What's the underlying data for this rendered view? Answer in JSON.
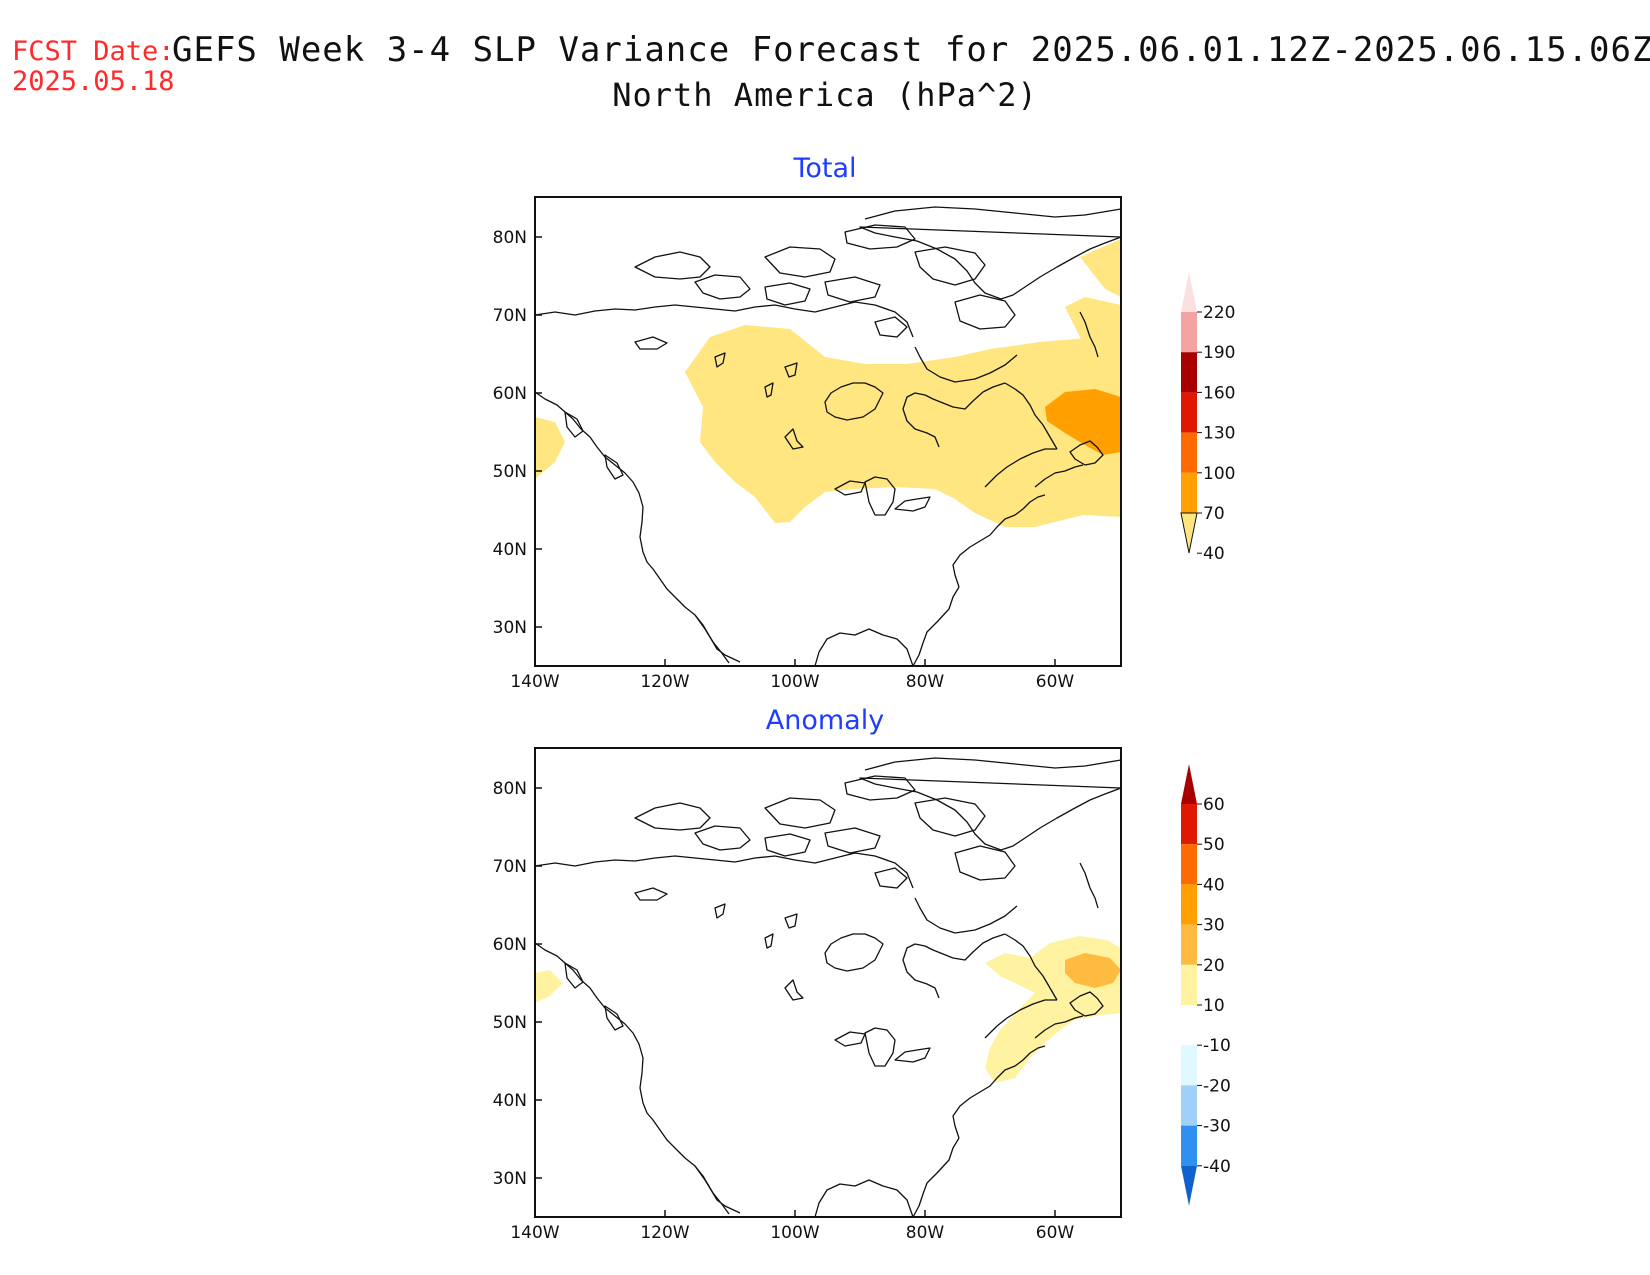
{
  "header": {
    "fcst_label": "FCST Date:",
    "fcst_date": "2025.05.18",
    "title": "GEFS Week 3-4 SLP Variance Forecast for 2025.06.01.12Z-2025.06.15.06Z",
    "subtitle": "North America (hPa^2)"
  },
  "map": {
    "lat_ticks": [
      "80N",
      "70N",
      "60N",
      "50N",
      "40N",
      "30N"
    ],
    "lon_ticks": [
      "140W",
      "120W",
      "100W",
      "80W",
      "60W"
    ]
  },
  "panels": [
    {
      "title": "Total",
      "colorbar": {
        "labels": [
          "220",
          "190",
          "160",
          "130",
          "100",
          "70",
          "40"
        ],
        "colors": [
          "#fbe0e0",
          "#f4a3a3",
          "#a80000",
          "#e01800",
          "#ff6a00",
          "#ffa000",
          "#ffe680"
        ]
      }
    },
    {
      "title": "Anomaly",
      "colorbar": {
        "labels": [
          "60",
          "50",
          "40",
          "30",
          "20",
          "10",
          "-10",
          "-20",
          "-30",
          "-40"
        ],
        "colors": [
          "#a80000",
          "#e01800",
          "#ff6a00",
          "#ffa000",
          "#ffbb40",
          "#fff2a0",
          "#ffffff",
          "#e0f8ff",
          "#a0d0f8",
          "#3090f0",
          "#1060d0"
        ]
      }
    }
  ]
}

===

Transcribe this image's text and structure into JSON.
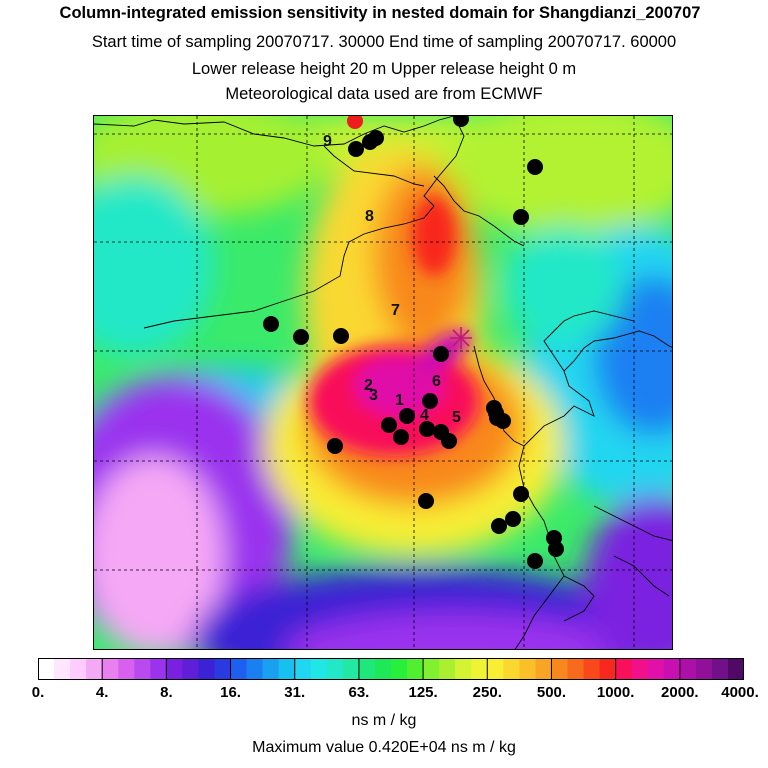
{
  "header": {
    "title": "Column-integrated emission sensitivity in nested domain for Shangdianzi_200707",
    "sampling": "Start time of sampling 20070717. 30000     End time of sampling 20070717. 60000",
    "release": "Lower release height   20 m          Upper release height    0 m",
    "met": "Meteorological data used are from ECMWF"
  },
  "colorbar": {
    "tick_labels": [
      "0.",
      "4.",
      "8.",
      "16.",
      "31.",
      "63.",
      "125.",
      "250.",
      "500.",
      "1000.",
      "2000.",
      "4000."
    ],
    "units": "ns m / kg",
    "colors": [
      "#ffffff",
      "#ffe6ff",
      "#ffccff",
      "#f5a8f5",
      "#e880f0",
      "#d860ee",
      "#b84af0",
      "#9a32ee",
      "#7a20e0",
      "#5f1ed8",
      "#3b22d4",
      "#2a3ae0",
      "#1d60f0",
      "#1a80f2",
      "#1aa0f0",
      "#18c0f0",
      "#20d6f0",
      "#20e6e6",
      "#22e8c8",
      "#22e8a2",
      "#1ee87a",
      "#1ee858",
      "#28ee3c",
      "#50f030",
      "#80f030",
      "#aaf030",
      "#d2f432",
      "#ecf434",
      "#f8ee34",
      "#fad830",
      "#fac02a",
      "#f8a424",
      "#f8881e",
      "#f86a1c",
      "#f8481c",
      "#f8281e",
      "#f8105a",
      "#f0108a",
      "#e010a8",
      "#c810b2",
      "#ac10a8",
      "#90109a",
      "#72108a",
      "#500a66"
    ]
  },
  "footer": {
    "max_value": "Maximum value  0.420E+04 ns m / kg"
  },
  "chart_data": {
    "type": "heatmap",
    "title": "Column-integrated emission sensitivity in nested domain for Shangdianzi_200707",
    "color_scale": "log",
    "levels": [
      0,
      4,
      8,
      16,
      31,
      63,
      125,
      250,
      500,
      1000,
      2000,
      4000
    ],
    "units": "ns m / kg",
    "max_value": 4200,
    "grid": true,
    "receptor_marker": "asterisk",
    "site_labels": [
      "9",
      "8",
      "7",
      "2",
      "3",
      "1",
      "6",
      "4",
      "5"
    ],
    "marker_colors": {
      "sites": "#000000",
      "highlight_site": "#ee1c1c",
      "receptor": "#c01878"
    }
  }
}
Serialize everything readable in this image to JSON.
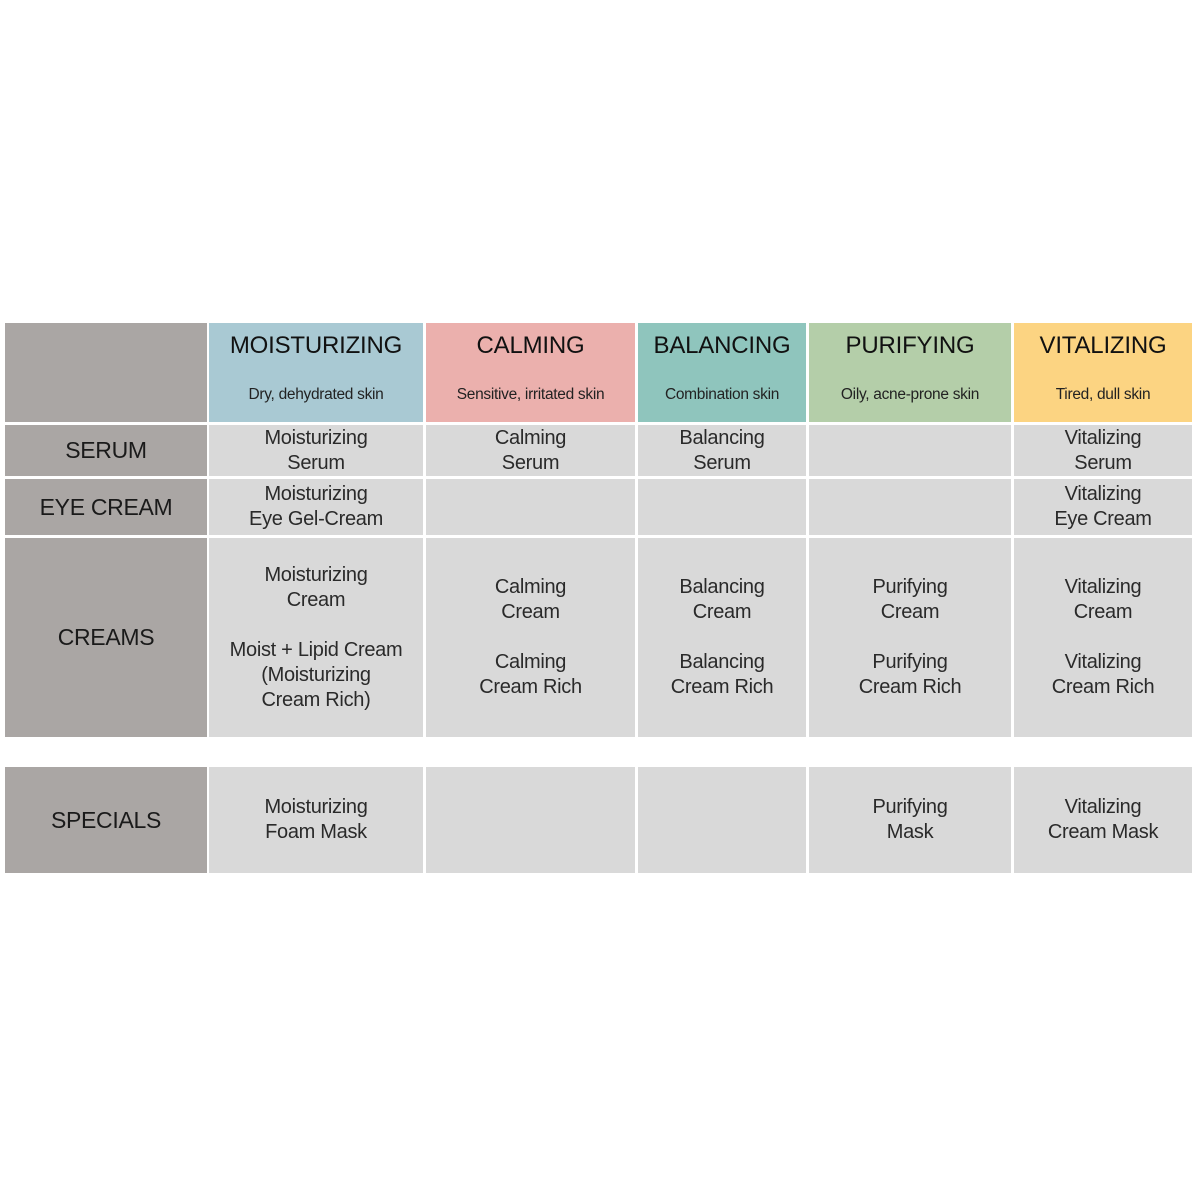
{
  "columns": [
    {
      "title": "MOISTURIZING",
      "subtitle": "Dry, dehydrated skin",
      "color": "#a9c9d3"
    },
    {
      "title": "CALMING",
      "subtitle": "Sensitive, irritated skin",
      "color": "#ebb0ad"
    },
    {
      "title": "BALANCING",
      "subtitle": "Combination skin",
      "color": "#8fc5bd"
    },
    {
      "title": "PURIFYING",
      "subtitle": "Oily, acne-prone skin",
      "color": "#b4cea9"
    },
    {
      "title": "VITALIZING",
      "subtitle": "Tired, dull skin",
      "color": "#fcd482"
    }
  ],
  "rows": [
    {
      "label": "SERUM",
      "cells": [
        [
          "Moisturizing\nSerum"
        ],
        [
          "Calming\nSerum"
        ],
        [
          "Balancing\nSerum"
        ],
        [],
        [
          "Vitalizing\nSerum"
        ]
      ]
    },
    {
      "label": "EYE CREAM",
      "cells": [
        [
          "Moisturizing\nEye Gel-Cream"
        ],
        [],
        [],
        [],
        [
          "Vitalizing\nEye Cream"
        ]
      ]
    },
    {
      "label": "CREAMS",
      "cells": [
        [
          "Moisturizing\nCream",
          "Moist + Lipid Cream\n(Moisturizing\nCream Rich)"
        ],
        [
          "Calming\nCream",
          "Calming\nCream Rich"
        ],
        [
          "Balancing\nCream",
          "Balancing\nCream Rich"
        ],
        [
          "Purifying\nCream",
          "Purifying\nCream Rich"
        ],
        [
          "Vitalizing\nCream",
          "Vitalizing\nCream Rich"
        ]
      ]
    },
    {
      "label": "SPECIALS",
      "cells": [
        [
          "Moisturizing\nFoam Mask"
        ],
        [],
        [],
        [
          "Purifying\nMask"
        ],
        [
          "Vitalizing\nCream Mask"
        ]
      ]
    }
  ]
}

===

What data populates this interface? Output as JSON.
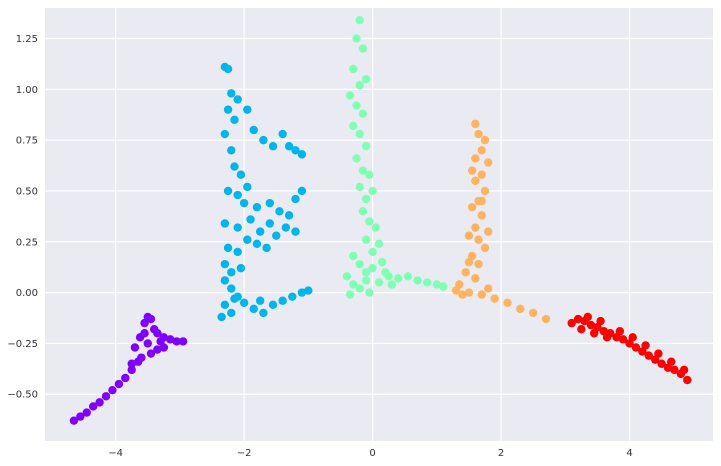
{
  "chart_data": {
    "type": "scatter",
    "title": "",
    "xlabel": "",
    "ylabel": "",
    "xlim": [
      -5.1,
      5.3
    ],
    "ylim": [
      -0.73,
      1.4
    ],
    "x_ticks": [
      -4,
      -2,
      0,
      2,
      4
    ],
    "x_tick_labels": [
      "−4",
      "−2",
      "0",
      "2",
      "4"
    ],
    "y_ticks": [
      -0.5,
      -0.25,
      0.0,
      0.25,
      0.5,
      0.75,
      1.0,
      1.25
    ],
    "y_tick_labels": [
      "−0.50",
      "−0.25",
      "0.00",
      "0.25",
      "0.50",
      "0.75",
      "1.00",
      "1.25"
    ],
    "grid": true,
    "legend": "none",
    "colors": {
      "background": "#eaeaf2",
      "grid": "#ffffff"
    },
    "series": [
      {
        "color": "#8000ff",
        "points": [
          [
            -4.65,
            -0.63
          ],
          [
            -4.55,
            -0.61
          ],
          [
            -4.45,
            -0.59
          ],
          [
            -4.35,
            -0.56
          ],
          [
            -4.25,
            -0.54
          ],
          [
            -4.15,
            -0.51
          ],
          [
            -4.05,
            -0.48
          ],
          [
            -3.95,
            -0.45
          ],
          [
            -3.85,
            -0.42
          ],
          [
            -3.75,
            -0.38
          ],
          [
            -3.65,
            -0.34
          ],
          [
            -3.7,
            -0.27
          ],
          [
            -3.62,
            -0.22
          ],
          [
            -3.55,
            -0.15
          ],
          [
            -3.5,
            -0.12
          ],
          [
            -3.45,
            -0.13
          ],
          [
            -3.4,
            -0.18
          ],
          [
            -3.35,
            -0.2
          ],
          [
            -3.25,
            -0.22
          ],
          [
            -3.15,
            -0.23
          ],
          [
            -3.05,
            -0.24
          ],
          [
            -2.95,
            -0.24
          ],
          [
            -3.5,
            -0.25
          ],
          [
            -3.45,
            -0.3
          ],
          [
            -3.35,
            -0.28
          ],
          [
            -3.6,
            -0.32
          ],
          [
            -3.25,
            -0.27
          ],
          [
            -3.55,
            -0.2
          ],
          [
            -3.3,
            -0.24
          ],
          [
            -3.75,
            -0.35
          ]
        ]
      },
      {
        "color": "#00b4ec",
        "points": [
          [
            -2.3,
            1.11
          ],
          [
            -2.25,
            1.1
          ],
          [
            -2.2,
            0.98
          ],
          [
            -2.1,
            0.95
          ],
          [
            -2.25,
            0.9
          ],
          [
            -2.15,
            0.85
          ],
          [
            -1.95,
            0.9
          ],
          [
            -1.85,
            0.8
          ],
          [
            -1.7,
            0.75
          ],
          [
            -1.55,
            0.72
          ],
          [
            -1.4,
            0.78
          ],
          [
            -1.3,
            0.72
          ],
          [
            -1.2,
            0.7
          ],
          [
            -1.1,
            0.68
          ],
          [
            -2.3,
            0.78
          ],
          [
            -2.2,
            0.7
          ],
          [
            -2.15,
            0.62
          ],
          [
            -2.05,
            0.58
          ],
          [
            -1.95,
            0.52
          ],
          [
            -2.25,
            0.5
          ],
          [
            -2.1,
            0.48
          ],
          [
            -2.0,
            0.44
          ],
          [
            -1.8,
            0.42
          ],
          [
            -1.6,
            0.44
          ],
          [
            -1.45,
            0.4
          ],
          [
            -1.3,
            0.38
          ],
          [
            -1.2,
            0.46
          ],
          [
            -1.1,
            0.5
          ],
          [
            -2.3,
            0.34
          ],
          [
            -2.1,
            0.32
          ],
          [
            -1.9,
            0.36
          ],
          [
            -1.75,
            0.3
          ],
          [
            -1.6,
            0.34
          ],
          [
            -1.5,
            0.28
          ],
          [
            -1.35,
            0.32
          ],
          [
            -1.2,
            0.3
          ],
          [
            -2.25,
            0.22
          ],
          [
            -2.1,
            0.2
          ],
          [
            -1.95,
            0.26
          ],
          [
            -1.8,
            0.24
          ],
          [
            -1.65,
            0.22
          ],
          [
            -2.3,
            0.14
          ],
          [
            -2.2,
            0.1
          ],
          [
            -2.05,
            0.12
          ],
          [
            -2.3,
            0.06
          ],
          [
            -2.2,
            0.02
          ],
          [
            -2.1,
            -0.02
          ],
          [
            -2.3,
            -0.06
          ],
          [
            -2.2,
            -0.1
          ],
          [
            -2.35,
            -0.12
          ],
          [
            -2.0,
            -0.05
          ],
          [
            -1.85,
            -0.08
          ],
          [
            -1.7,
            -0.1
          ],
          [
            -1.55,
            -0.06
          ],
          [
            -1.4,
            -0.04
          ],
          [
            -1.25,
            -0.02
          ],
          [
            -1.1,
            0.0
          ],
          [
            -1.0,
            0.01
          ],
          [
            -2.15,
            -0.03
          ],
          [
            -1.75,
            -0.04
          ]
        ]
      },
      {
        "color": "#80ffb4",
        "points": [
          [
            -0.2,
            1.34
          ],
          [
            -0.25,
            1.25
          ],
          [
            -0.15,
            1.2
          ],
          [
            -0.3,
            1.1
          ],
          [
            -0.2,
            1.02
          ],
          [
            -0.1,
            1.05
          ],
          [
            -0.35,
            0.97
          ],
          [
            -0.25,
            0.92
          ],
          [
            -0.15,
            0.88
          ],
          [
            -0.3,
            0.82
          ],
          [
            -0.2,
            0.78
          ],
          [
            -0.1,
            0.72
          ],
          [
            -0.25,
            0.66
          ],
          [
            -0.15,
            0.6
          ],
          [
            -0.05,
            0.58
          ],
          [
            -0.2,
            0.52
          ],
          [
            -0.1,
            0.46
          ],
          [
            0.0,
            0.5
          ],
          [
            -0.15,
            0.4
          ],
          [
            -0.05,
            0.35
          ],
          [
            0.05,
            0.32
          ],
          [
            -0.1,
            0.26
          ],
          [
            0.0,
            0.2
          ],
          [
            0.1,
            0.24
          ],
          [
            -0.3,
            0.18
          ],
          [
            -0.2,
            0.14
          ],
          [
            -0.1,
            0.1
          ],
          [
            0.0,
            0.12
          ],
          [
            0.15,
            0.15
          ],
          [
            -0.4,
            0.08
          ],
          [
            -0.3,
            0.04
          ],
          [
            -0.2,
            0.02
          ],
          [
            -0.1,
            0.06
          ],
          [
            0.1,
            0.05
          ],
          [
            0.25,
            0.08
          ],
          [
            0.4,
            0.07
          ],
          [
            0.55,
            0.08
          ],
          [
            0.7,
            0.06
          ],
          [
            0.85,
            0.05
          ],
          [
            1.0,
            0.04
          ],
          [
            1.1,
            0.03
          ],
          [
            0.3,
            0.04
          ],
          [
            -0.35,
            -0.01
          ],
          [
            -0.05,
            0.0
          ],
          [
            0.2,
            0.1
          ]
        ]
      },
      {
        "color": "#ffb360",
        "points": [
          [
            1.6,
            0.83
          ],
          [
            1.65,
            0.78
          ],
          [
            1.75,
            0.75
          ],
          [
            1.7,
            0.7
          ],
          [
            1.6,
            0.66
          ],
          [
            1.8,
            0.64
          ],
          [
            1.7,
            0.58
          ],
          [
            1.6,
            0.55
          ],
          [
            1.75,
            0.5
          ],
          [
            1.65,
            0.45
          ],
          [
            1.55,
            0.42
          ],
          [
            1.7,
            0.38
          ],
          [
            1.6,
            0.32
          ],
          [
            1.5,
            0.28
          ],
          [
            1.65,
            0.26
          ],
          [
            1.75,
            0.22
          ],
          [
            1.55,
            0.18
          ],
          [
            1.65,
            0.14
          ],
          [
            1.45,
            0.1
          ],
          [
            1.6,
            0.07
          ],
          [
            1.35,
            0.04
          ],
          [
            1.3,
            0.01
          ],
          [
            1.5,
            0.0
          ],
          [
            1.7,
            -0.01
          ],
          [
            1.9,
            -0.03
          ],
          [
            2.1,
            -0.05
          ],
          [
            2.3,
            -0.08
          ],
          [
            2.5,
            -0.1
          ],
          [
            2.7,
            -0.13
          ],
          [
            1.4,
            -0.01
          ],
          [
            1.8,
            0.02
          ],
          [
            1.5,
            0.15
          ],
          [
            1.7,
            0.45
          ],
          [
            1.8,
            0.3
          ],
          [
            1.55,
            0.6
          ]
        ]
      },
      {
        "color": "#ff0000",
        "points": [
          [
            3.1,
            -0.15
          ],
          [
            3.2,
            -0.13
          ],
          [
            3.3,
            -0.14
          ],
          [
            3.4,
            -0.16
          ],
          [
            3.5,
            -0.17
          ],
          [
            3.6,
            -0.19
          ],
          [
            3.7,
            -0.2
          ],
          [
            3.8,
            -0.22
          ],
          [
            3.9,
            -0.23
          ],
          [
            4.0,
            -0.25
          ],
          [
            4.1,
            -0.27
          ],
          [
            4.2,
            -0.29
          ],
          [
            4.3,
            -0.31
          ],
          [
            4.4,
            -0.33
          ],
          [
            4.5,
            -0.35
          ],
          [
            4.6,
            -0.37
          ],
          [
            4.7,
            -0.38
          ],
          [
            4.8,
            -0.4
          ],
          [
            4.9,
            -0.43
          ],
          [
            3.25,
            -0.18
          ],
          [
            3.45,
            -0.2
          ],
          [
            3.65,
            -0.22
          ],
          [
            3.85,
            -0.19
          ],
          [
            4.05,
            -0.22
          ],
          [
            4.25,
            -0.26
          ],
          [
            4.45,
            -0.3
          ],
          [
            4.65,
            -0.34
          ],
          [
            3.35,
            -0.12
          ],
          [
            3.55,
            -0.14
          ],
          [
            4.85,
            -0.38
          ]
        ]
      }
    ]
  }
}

===

INSTRUCTION: Using the entries above, return each line in which the word "skin" occurs.

COMPLETE OUTPUT:
      "subtitle": "Dry, dehydrated skin",
      "subtitle": "Sensitive, irritated skin",
      "subtitle": "Combination skin",
      "subtitle": "Oily, acne-prone skin",
      "subtitle": "Tired, dull skin",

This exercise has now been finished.